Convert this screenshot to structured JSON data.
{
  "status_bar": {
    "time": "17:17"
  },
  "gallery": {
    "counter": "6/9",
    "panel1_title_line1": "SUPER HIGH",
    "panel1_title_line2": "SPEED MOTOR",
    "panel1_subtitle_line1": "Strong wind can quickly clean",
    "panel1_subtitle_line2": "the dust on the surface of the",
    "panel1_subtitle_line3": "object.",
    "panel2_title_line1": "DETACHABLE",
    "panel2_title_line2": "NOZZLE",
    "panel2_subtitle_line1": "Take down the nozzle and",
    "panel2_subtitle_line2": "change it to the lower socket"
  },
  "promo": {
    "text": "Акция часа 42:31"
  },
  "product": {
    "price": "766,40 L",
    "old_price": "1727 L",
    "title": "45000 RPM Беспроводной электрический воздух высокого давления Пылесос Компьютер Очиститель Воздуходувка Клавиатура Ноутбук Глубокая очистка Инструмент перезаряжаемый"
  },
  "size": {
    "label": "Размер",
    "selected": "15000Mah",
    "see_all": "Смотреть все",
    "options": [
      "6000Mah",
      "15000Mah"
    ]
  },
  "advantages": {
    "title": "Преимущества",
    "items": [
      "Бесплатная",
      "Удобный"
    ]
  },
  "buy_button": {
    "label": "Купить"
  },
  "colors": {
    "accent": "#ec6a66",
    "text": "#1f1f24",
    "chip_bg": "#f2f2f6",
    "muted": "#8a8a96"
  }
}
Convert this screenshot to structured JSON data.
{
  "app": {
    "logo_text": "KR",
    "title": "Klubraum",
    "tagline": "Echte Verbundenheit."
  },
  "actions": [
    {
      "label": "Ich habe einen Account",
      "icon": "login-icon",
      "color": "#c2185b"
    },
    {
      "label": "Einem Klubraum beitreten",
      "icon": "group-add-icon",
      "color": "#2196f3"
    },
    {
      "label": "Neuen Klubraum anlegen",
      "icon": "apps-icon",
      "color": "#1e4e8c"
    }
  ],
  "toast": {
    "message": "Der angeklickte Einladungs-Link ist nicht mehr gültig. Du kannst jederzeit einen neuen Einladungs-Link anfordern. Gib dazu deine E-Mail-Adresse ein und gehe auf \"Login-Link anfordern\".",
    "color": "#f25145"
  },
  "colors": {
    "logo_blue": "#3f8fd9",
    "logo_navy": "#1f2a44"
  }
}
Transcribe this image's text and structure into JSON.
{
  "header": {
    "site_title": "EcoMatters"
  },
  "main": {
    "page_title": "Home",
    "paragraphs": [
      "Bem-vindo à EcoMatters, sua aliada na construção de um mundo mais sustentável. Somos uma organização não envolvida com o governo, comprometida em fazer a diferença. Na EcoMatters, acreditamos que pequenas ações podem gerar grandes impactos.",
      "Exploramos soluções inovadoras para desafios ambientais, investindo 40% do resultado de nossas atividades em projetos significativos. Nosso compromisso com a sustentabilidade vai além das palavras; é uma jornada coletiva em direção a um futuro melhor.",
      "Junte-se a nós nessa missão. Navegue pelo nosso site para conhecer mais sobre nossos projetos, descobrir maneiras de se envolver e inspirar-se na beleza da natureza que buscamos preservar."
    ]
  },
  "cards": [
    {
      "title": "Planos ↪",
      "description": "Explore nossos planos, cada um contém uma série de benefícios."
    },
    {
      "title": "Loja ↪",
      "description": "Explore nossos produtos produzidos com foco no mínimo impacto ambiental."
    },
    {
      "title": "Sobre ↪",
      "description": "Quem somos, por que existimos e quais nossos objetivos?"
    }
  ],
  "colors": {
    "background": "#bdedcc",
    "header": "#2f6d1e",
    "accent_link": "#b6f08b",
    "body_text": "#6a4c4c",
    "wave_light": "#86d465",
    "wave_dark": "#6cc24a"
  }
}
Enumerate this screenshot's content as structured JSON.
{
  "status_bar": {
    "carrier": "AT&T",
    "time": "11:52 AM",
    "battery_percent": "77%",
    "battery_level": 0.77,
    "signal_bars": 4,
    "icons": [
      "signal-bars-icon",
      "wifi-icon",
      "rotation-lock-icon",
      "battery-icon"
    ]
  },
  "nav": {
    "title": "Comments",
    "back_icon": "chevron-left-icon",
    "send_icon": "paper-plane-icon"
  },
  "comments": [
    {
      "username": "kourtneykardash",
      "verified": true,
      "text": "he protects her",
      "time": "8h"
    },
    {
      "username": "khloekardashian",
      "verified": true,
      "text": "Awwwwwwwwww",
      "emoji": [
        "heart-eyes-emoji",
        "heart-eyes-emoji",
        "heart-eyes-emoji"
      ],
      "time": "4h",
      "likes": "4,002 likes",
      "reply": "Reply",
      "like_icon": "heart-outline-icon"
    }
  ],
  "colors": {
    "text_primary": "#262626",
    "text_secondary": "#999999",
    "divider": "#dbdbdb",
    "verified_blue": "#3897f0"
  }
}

#####

Would you write down every record again, exactly?

Convert this screenshot to structured JSON data.
{
  "status_bar": {
    "time": "17:17"
  },
  "gallery": {
    "counter": "6/9",
    "panel1_title_line1": "SUPER HIGH",
    "panel1_title_line2": "SPEED MOTOR",
    "panel1_subtitle_line1": "Strong wind can quickly clean",
    "panel1_subtitle_line2": "the dust on the surface of the",
    "panel1_subtitle_line3": "object.",
    "panel2_title_line1": "DETACHABLE",
    "panel2_title_line2": "NOZZLE",
    "panel2_subtitle_line1": "Take down the nozzle and",
    "panel2_subtitle_line2": "change it to the lower socket"
  },
  "promo": {
    "text": "Акция часа 42:31"
  },
  "product": {
    "price": "766,40 L",
    "old_price": "1727 L",
    "title": "45000 RPM Беспроводной электрический воздух высокого давления Пылесос Компьютер Очиститель Воздуходувка Клавиатура Ноутбук Глубокая очистка Инструмент перезаряжаемый"
  },
  "size": {
    "label": "Размер",
    "selected": "15000Mah",
    "see_all": "Смотреть все",
    "options": [
      "6000Mah",
      "15000Mah"
    ]
  },
  "advantages": {
    "title": "Преимущества",
    "items": [
      "Бесплатная",
      "Удобный"
    ]
  },
  "buy_button": {
    "label": "Купить"
  },
  "colors": {
    "accent": "#ec6a66",
    "text": "#1f1f24",
    "chip_bg": "#f2f2f6",
    "muted": "#8a8a96"
  }
}
Convert this screenshot to structured JSON data.
{
  "app": {
    "logo_text": "KR",
    "title": "Klubraum",
    "tagline": "Echte Verbundenheit."
  },
  "actions": [
    {
      "label": "Ich habe einen Account",
      "icon": "login-icon",
      "color": "#c2185b"
    },
    {
      "label": "Einem Klubraum beitreten",
      "icon": "group-add-icon",
      "color": "#2196f3"
    },
    {
      "label": "Neuen Klubraum anlegen",
      "icon": "apps-icon",
      "color": "#1e4e8c"
    }
  ],
  "toast": {
    "message": "Der angeklickte Einladungs-Link ist nicht mehr gültig. Du kannst jederzeit einen neuen Einladungs-Link anfordern. Gib dazu deine E-Mail-Adresse ein und gehe auf \"Login-Link anfordern\".",
    "color": "#f25145"
  },
  "colors": {
    "logo_blue": "#3f8fd9",
    "logo_navy": "#1f2a44"
  }
}
Transcribe this image's text and structure into JSON.
{
  "header": {
    "site_title": "EcoMatters"
  },
  "main": {
    "page_title": "Home",
    "paragraphs": [
      "Bem-vindo à EcoMatters, sua aliada na construção de um mundo mais sustentável. Somos uma organização não envolvida com o governo, comprometida em fazer a diferença. Na EcoMatters, acreditamos que pequenas ações podem gerar grandes impactos.",
      "Exploramos soluções inovadoras para desafios ambientais, investindo 40% do resultado de nossas atividades em projetos significativos. Nosso compromisso com a sustentabilidade vai além das palavras; é uma jornada coletiva em direção a um futuro melhor.",
      "Junte-se a nós nessa missão. Navegue pelo nosso site para conhecer mais sobre nossos projetos, descobrir maneiras de se envolver e inspirar-se na beleza da natureza que buscamos preservar."
    ]
  },
  "cards": [
    {
      "title": "Planos ↪",
      "description": "Explore nossos planos, cada um contém uma série de benefícios."
    },
    {
      "title": "Loja ↪",
      "description": "Explore nossos produtos produzidos com foco no mínimo impacto ambiental."
    },
    {
      "title": "Sobre ↪",
      "description": "Quem somos, por que existimos e quais nossos objetivos?"
    }
  ],
  "colors": {
    "background": "#bdedcc",
    "header": "#2f6d1e",
    "accent_link": "#b6f08b",
    "body_text": "#6a4c4c",
    "wave_light": "#86d465",
    "wave_dark": "#6cc24a"
  }
}
Enumerate this screenshot's content as structured JSON.
{
  "status_bar": {
    "carrier": "AT&T",
    "time": "11:52 AM",
    "battery_percent": "77%",
    "battery_level": 0.77,
    "signal_bars": 4,
    "icons": [
      "signal-bars-icon",
      "wifi-icon",
      "rotation-lock-icon",
      "battery-icon"
    ]
  },
  "nav": {
    "title": "Comments",
    "back_icon": "chevron-left-icon",
    "send_icon": "paper-plane-icon"
  },
  "comments": [
    {
      "username": "kourtneykardash",
      "verified": true,
      "text": "he protects her",
      "time": "8h"
    },
    {
      "username": "khloekardashian",
      "verified": true,
      "text": "Awwwwwwwwww",
      "emoji": [
        "heart-eyes-emoji",
        "heart-eyes-emoji",
        "heart-eyes-emoji"
      ],
      "time": "4h",
      "likes": "4,002 likes",
      "reply": "Reply",
      "like_icon": "heart-outline-icon"
    }
  ],
  "colors": {
    "text_primary": "#262626",
    "text_secondary": "#999999",
    "divider": "#dbdbdb",
    "verified_blue": "#3897f0"
  }
}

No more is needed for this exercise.